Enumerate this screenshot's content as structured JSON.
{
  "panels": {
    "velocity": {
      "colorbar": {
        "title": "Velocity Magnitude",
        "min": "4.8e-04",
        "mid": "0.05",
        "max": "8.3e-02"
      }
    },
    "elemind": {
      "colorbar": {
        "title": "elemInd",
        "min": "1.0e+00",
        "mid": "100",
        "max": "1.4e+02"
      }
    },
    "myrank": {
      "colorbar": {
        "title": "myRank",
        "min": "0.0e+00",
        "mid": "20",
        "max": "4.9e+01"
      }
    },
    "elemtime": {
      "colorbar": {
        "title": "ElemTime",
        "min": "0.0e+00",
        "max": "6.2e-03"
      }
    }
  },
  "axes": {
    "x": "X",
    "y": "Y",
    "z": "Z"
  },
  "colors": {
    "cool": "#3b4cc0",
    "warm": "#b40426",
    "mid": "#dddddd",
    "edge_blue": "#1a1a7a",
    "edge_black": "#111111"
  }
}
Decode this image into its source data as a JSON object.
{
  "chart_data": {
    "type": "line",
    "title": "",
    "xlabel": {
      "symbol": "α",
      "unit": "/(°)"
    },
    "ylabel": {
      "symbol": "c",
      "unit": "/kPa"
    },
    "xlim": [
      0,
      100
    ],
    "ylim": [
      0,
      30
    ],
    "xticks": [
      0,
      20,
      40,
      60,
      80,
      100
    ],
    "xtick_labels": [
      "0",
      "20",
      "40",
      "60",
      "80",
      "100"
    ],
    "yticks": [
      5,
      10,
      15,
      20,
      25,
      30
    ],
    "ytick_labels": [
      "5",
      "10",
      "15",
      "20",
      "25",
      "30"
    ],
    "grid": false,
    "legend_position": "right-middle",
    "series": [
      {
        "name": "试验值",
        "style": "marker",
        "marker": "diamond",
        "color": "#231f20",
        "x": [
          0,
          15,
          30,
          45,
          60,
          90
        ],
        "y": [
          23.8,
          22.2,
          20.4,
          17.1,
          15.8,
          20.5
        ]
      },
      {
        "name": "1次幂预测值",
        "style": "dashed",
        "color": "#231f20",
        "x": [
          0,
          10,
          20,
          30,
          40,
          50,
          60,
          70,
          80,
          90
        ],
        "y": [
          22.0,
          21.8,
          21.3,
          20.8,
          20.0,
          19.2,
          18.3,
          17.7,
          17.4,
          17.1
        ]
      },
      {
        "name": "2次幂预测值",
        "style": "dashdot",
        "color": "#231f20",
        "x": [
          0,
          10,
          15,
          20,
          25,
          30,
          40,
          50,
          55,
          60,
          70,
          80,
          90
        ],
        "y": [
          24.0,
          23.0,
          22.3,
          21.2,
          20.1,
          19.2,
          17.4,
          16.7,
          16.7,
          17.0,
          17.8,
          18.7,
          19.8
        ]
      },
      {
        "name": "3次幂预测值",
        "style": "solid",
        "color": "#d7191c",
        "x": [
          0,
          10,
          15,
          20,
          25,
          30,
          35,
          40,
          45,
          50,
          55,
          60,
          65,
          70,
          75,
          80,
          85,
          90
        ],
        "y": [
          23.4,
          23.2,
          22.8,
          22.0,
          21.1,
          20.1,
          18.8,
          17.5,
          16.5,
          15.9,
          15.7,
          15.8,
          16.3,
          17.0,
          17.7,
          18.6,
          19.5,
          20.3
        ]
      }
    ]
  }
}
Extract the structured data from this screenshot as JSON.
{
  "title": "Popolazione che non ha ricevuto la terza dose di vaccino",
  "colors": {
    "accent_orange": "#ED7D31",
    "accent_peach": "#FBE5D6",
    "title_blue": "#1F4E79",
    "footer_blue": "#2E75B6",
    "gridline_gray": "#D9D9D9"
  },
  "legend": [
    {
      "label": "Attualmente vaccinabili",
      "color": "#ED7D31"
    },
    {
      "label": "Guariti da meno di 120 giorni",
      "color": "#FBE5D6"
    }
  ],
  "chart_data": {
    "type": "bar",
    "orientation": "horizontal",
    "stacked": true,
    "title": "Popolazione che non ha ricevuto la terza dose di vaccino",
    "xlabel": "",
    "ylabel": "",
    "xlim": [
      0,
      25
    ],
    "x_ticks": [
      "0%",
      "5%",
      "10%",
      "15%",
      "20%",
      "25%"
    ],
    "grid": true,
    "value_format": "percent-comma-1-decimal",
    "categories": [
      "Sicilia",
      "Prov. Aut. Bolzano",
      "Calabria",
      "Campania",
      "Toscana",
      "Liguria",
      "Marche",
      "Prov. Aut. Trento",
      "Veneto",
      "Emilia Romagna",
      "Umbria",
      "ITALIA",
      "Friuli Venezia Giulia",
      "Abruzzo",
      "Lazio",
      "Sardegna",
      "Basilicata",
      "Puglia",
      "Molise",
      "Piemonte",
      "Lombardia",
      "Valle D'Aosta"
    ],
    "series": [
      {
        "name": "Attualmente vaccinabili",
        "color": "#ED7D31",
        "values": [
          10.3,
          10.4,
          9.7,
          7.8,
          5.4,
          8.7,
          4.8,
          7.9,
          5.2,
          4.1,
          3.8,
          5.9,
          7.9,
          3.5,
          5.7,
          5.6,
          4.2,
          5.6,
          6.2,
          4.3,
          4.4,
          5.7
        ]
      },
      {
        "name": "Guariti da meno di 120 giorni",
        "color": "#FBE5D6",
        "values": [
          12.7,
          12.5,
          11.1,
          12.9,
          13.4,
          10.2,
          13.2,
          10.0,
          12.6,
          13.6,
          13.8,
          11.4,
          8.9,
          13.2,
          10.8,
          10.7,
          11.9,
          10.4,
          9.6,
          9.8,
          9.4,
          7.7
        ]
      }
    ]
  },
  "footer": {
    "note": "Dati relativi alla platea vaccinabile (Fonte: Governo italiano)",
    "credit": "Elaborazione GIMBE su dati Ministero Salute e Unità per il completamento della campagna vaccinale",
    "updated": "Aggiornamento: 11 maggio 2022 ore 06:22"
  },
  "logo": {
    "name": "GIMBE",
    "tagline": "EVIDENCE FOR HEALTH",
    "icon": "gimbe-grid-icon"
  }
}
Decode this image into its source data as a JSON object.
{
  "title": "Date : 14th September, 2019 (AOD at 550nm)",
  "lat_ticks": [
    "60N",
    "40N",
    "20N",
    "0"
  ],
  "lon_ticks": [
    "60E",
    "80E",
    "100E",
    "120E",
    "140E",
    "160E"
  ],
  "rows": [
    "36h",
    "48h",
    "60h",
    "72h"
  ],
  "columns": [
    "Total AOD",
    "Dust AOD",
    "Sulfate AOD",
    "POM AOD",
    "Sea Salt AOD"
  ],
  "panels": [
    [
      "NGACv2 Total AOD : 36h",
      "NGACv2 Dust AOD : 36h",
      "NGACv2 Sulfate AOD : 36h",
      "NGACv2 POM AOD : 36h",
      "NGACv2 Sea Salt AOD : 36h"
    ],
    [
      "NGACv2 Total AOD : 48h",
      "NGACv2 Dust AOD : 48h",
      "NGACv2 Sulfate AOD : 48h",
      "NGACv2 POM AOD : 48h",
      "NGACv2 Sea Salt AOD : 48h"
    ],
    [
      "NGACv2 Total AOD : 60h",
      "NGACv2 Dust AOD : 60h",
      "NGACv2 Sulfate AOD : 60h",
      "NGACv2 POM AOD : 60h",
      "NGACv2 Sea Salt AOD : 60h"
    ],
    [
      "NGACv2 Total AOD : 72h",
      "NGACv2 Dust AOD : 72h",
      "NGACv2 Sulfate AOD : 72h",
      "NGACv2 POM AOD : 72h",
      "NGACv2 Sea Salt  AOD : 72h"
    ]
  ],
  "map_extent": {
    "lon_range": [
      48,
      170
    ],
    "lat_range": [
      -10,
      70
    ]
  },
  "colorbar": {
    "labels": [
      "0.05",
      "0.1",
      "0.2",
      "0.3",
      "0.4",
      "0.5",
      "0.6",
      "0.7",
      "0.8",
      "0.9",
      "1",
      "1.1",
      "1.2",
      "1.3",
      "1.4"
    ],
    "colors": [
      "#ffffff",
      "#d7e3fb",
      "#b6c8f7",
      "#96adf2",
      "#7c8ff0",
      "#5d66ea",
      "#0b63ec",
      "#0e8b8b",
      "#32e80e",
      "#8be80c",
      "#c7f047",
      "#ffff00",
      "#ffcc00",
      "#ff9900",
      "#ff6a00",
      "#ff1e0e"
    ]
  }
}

========

◆ **REQUIREMENTS**: Using the entries above, return each line in which the word "Popolazione" occurs.

◆ **TASK OUTPUT**:
  "title": "Popolazione che non ha ricevuto la terza dose di vaccino",
    "title": "Popolazione che non ha ricevuto la terza dose di vaccino",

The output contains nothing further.